** begin **

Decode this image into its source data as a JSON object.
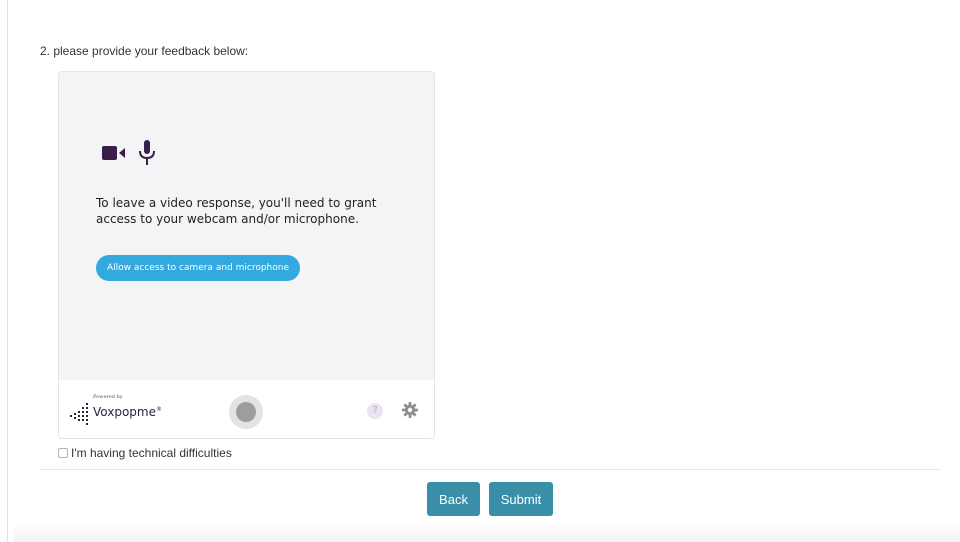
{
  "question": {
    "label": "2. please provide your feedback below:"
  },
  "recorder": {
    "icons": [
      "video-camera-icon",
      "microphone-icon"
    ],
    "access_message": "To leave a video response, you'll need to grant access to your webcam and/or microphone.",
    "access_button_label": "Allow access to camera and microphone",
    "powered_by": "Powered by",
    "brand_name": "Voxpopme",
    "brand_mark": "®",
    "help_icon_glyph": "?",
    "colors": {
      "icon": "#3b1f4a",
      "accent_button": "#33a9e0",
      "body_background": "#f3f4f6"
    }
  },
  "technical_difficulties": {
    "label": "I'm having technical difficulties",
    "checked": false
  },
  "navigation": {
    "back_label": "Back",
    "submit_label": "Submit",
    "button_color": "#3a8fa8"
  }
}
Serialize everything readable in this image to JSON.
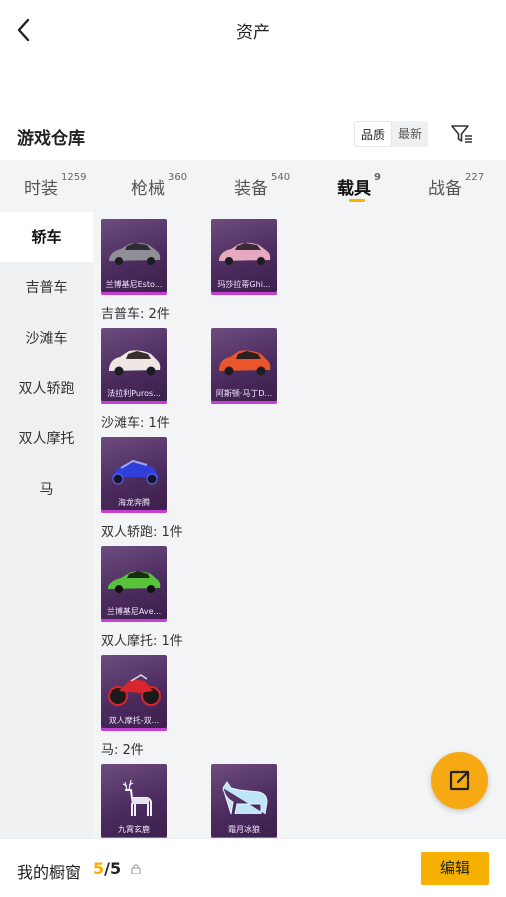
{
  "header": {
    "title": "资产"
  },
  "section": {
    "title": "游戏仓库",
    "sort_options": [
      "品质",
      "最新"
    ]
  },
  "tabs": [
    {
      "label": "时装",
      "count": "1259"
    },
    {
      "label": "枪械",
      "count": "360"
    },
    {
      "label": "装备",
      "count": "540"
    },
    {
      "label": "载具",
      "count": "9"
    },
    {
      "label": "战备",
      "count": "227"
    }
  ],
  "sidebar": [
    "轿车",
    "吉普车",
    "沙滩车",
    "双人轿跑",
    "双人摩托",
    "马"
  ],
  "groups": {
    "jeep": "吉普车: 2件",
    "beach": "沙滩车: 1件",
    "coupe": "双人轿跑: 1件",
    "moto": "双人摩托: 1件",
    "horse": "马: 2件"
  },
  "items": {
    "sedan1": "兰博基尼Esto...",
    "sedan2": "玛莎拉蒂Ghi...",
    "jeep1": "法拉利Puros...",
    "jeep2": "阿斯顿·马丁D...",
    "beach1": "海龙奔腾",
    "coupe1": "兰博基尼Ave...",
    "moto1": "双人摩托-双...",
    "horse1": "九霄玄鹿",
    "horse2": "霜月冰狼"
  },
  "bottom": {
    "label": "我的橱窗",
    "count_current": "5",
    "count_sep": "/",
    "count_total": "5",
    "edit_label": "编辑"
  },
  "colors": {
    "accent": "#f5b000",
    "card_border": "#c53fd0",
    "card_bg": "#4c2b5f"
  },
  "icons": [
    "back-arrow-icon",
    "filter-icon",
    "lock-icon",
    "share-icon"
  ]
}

** end **

Given instruction
Show all lines in the entries above where the string "video" appears.

Answer to this exercise
      "video-camera-icon",
    "access_message": "To leave a video response, you'll need to grant access to your webcam and/or microphone.",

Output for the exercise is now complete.